*Short exercise*
Your job is to retype all of the data word for word, leaving every image out.

*Raw records*
□ □ □ □ □

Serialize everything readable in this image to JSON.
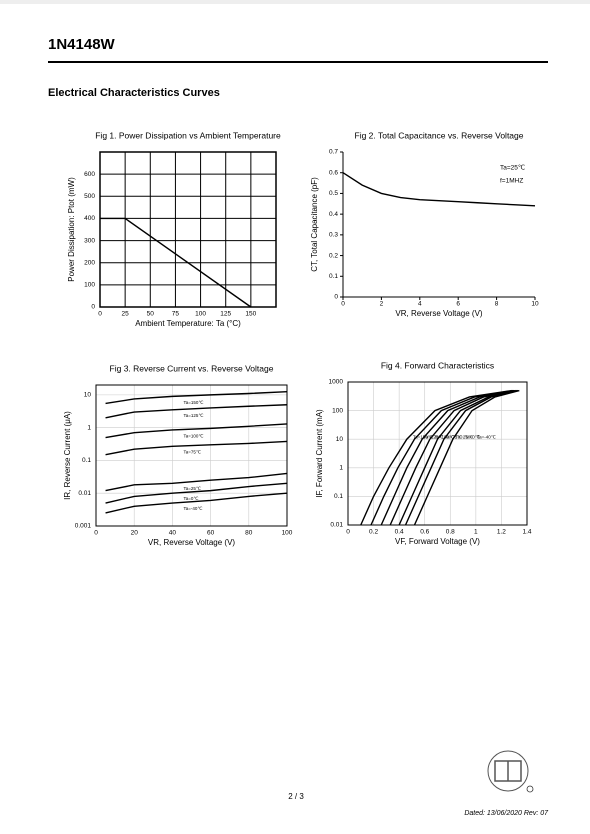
{
  "header": {
    "title": "1N4148W",
    "section_title": "Electrical Characteristics Curves"
  },
  "chart_data": [
    {
      "type": "line",
      "title": "Fig 1. Power Dissipation vs Ambient Temperature",
      "x_label": "Ambient Temperature: Ta (°C)",
      "y_label": "Power Dissipation: Ptot (mW)",
      "xlim": [
        0,
        175
      ],
      "xticks": [
        0,
        25,
        50,
        75,
        100,
        125,
        150
      ],
      "ylim": [
        0,
        700
      ],
      "yticks": [
        0,
        100,
        200,
        300,
        400,
        500,
        600
      ],
      "grid": true,
      "grid_color": "#000000",
      "color": "#000000",
      "series": [
        {
          "x": [
            0,
            25,
            150
          ],
          "values": [
            400,
            400,
            0
          ]
        }
      ]
    },
    {
      "type": "line",
      "title": "Fig 2. Total Capacitance vs. Reverse Voltage",
      "x_label": "VR, Reverse Voltage (V)",
      "y_label": "CT, Total Capacitance (pF)",
      "xlim": [
        0,
        10
      ],
      "xticks": [
        0,
        2,
        4,
        6,
        8,
        10
      ],
      "ylim": [
        0,
        0.7
      ],
      "yticks": [
        0,
        0.1,
        0.2,
        0.3,
        0.4,
        0.5,
        0.6,
        0.7
      ],
      "grid": false,
      "color": "#000000",
      "annotations": [
        "Ta=25℃",
        "f=1MHZ"
      ],
      "series": [
        {
          "x": [
            0,
            1,
            2,
            3,
            4,
            5,
            6,
            7,
            8,
            9,
            10
          ],
          "values": [
            0.6,
            0.54,
            0.5,
            0.48,
            0.47,
            0.465,
            0.46,
            0.455,
            0.45,
            0.445,
            0.44
          ]
        }
      ]
    },
    {
      "type": "line",
      "title": "Fig 3. Reverse Current vs. Reverse Voltage",
      "x_label": "VR, Reverse Voltage (V)",
      "y_label": "IR, Reverse Current (μA)",
      "xlim": [
        0,
        100
      ],
      "xticks": [
        0,
        20,
        40,
        60,
        80,
        100
      ],
      "ylim": [
        0.001,
        20
      ],
      "yticks": [
        0.001,
        0.01,
        0.1,
        1,
        10
      ],
      "log_y": true,
      "grid": true,
      "grid_color": "#cccccc",
      "color": "#000000",
      "series": [
        {
          "name": "Ta=150℃",
          "x": [
            5,
            20,
            40,
            60,
            80,
            100
          ],
          "values": [
            5.5,
            7.5,
            9,
            10,
            11,
            12.5
          ]
        },
        {
          "name": "Ta=125℃",
          "x": [
            5,
            20,
            40,
            60,
            80,
            100
          ],
          "values": [
            2,
            3,
            3.5,
            4,
            4.5,
            5
          ]
        },
        {
          "name": "Ta=100℃",
          "x": [
            5,
            20,
            40,
            60,
            80,
            100
          ],
          "values": [
            0.5,
            0.7,
            0.85,
            0.95,
            1.1,
            1.3
          ]
        },
        {
          "name": "Ta=75℃",
          "x": [
            5,
            20,
            40,
            60,
            80,
            100
          ],
          "values": [
            0.15,
            0.22,
            0.27,
            0.3,
            0.33,
            0.38
          ]
        },
        {
          "name": "Ta=25℃",
          "x": [
            5,
            20,
            40,
            60,
            80,
            100
          ],
          "values": [
            0.012,
            0.018,
            0.02,
            0.025,
            0.03,
            0.04
          ]
        },
        {
          "name": "Ta=0℃",
          "x": [
            5,
            20,
            40,
            60,
            80,
            100
          ],
          "values": [
            0.005,
            0.008,
            0.01,
            0.012,
            0.016,
            0.02
          ]
        },
        {
          "name": "Ta=-40℃",
          "x": [
            5,
            20,
            40,
            60,
            80,
            100
          ],
          "values": [
            0.0025,
            0.004,
            0.005,
            0.006,
            0.008,
            0.01
          ]
        }
      ]
    },
    {
      "type": "line",
      "title": "Fig 4. Forward Characteristics",
      "x_label": "VF, Forward Voltage (V)",
      "y_label": "IF, Forward Current (mA)",
      "xlim": [
        0,
        1.4
      ],
      "xticks": [
        0,
        0.2,
        0.4,
        0.6,
        0.8,
        1,
        1.2,
        1.4
      ],
      "ylim": [
        0.01,
        1000
      ],
      "yticks": [
        0.01,
        0.1,
        1,
        10,
        100,
        1000
      ],
      "log_y": true,
      "grid": true,
      "grid_color": "#cccccc",
      "color": "#000000",
      "series": [
        {
          "name": "Ta=150℃",
          "x": [
            0.1,
            0.2,
            0.32,
            0.46,
            0.68,
            0.95,
            1.28
          ],
          "values": [
            0.01,
            0.1,
            1,
            10,
            100,
            300,
            500
          ]
        },
        {
          "name": "Ta=125℃",
          "x": [
            0.18,
            0.28,
            0.39,
            0.52,
            0.73,
            0.99,
            1.29
          ],
          "values": [
            0.01,
            0.1,
            1,
            10,
            100,
            300,
            500
          ]
        },
        {
          "name": "Ta=100℃",
          "x": [
            0.26,
            0.36,
            0.46,
            0.58,
            0.78,
            1.03,
            1.3
          ],
          "values": [
            0.01,
            0.1,
            1,
            10,
            100,
            300,
            500
          ]
        },
        {
          "name": "Ta=75℃",
          "x": [
            0.33,
            0.43,
            0.53,
            0.64,
            0.83,
            1.06,
            1.31
          ],
          "values": [
            0.01,
            0.1,
            1,
            10,
            100,
            300,
            500
          ]
        },
        {
          "name": "Ta=25℃",
          "x": [
            0.4,
            0.5,
            0.6,
            0.7,
            0.88,
            1.1,
            1.32
          ],
          "values": [
            0.01,
            0.1,
            1,
            10,
            100,
            300,
            500
          ]
        },
        {
          "name": "Ta=0℃",
          "x": [
            0.45,
            0.55,
            0.65,
            0.75,
            0.92,
            1.12,
            1.33
          ],
          "values": [
            0.01,
            0.1,
            1,
            10,
            100,
            300,
            500
          ]
        },
        {
          "name": "Ta=-40℃",
          "x": [
            0.52,
            0.62,
            0.72,
            0.82,
            0.97,
            1.15,
            1.34
          ],
          "values": [
            0.01,
            0.1,
            1,
            10,
            100,
            300,
            500
          ]
        }
      ]
    }
  ],
  "footer": {
    "page": "2 / 3",
    "dated": "Dated: 13/06/2020   Rev: 07"
  }
}
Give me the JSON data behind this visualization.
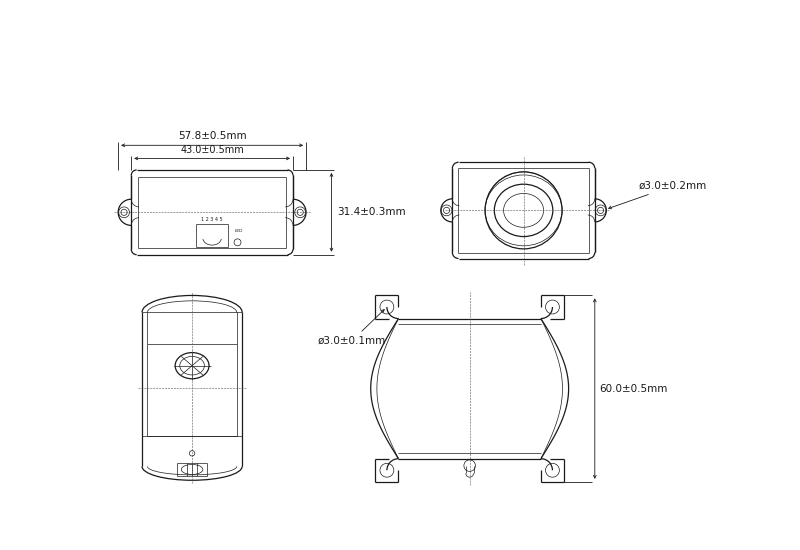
{
  "background_color": "#ffffff",
  "line_color": "#1a1a1a",
  "annotations": {
    "dim1": "57.8±0.5mm",
    "dim2": "43.0±0.5mm",
    "dim3": "31.4±0.3mm",
    "dim4": "ø3.0±0.2mm",
    "dim5": "ø3.0±0.1mm",
    "dim6": "60.0±0.5mm"
  },
  "font_size_dim": 7.5
}
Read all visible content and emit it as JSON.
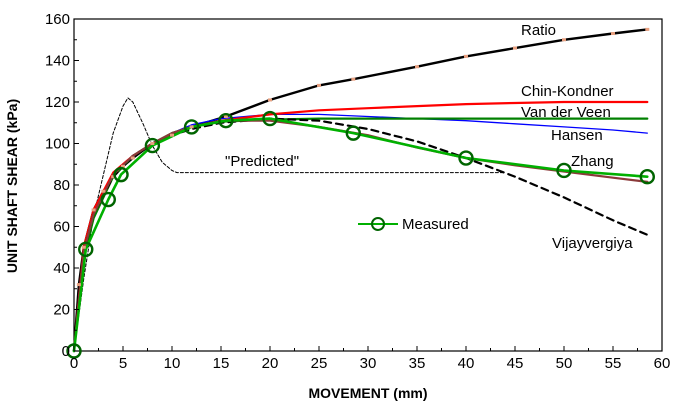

□ □ □ □ □

*Solved problem*
Serialize everything readable in this image to JSON.
{
  "header": {
    "title": "1N4148W",
    "section_title": "Electrical Characteristics Curves"
  },
  "chart_data": [
    {
      "type": "line",
      "title": "Fig 1. Power Dissipation vs Ambient Temperature",
      "x_label": "Ambient Temperature: Ta (°C)",
      "y_label": "Power Dissipation: Ptot (mW)",
      "xlim": [
        0,
        175
      ],
      "xticks": [
        0,
        25,
        50,
        75,
        100,
        125,
        150
      ],
      "ylim": [
        0,
        700
      ],
      "yticks": [
        0,
        100,
        200,
        300,
        400,
        500,
        600
      ],
      "grid": true,
      "grid_color": "#000000",
      "color": "#000000",
      "series": [
        {
          "x": [
            0,
            25,
            150
          ],
          "values": [
            400,
            400,
            0
          ]
        }
      ]
    },
    {
      "type": "line",
      "title": "Fig 2. Total Capacitance vs. Reverse Voltage",
      "x_label": "VR, Reverse Voltage (V)",
      "y_label": "CT, Total Capacitance (pF)",
      "xlim": [
        0,
        10
      ],
      "xticks": [
        0,
        2,
        4,
        6,
        8,
        10
      ],
      "ylim": [
        0,
        0.7
      ],
      "yticks": [
        0,
        0.1,
        0.2,
        0.3,
        0.4,
        0.5,
        0.6,
        0.7
      ],
      "grid": false,
      "color": "#000000",
      "annotations": [
        "Ta=25℃",
        "f=1MHZ"
      ],
      "series": [
        {
          "x": [
            0,
            1,
            2,
            3,
            4,
            5,
            6,
            7,
            8,
            9,
            10
          ],
          "values": [
            0.6,
            0.54,
            0.5,
            0.48,
            0.47,
            0.465,
            0.46,
            0.455,
            0.45,
            0.445,
            0.44
          ]
        }
      ]
    },
    {
      "type": "line",
      "title": "Fig 3. Reverse Current vs. Reverse Voltage",
      "x_label": "VR, Reverse Voltage (V)",
      "y_label": "IR, Reverse Current (μA)",
      "xlim": [
        0,
        100
      ],
      "xticks": [
        0,
        20,
        40,
        60,
        80,
        100
      ],
      "ylim": [
        0.001,
        20
      ],
      "yticks": [
        0.001,
        0.01,
        0.1,
        1,
        10
      ],
      "log_y": true,
      "grid": true,
      "grid_color": "#cccccc",
      "color": "#000000",
      "series": [
        {
          "name": "Ta=150℃",
          "x": [
            5,
            20,
            40,
            60,
            80,
            100
          ],
          "values": [
            5.5,
            7.5,
            9,
            10,
            11,
            12.5
          ]
        },
        {
          "name": "Ta=125℃",
          "x": [
            5,
            20,
            40,
            60,
            80,
            100
          ],
          "values": [
            2,
            3,
            3.5,
            4,
            4.5,
            5
          ]
        },
        {
          "name": "Ta=100℃",
          "x": [
            5,
            20,
            40,
            60,
            80,
            100
          ],
          "values": [
            0.5,
            0.7,
            0.85,
            0.95,
            1.1,
            1.3
          ]
        },
        {
          "name": "Ta=75℃",
          "x": [
            5,
            20,
            40,
            60,
            80,
            100
          ],
          "values": [
            0.15,
            0.22,
            0.27,
            0.3,
            0.33,
            0.38
          ]
        },
        {
          "name": "Ta=25℃",
          "x": [
            5,
            20,
            40,
            60,
            80,
            100
          ],
          "values": [
            0.012,
            0.018,
            0.02,
            0.025,
            0.03,
            0.04
          ]
        },
        {
          "name": "Ta=0℃",
          "x": [
            5,
            20,
            40,
            60,
            80,
            100
          ],
          "values": [
            0.005,
            0.008,
            0.01,
            0.012,
            0.016,
            0.02
          ]
        },
        {
          "name": "Ta=-40℃",
          "x": [
            5,
            20,
            40,
            60,
            80,
            100
          ],
          "values": [
            0.0025,
            0.004,
            0.005,
            0.006,
            0.008,
            0.01
          ]
        }
      ]
    },
    {
      "type": "line",
      "title": "Fig 4. Forward Characteristics",
      "x_label": "VF, Forward Voltage (V)",
      "y_label": "IF, Forward Current (mA)",
      "xlim": [
        0,
        1.4
      ],
      "xticks": [
        0,
        0.2,
        0.4,
        0.6,
        0.8,
        1,
        1.2,
        1.4
      ],
      "ylim": [
        0.01,
        1000
      ],
      "yticks": [
        0.01,
        0.1,
        1,
        10,
        100,
        1000
      ],
      "log_y": true,
      "grid": true,
      "grid_color": "#cccccc",
      "color": "#000000",
      "series": [
        {
          "name": "Ta=150℃",
          "x": [
            0.1,
            0.2,
            0.32,
            0.46,
            0.68,
            0.95,
            1.28
          ],
          "values": [
            0.01,
            0.1,
            1,
            10,
            100,
            300,
            500
          ]
        },
        {
          "name": "Ta=125℃",
          "x": [
            0.18,
            0.28,
            0.39,
            0.52,
            0.73,
            0.99,
            1.29
          ],
          "values": [
            0.01,
            0.1,
            1,
            10,
            100,
            300,
            500
          ]
        },
        {
          "name": "Ta=100℃",
          "x": [
            0.26,
            0.36,
            0.46,
            0.58,
            0.78,
            1.03,
            1.3
          ],
          "values": [
            0.01,
            0.1,
            1,
            10,
            100,
            300,
            500
          ]
        },
        {
          "name": "Ta=75℃",
          "x": [
            0.33,
            0.43,
            0.53,
            0.64,
            0.83,
            1.06,
            1.31
          ],
          "values": [
            0.01,
            0.1,
            1,
            10,
            100,
            300,
            500
          ]
        },
        {
          "name": "Ta=25℃",
          "x": [
            0.4,
            0.5,
            0.6,
            0.7,
            0.88,
            1.1,
            1.32
          ],
          "values": [
            0.01,
            0.1,
            1,
            10,
            100,
            300,
            500
          ]
        },
        {
          "name": "Ta=0℃",
          "x": [
            0.45,
            0.55,
            0.65,
            0.75,
            0.92,
            1.12,
            1.33
          ],
          "values": [
            0.01,
            0.1,
            1,
            10,
            100,
            300,
            500
          ]
        },
        {
          "name": "Ta=-40℃",
          "x": [
            0.52,
            0.62,
            0.72,
            0.82,
            0.97,
            1.15,
            1.34
          ],
          "values": [
            0.01,
            0.1,
            1,
            10,
            100,
            300,
            500
          ]
        }
      ]
    }
  ],
  "footer": {
    "page": "2 / 3",
    "dated": "Dated: 13/06/2020   Rev: 07"
  }
}
Give me the JSON data behind this visualization.
{
  "background_color": "#ffffff",
  "line_color": "#1a1a1a",
  "annotations": {
    "dim1": "57.8±0.5mm",
    "dim2": "43.0±0.5mm",
    "dim3": "31.4±0.3mm",
    "dim4": "ø3.0±0.2mm",
    "dim5": "ø3.0±0.1mm",
    "dim6": "60.0±0.5mm"
  },
  "font_size_dim": 7.5
}
Read all visible content and emit it as JSON.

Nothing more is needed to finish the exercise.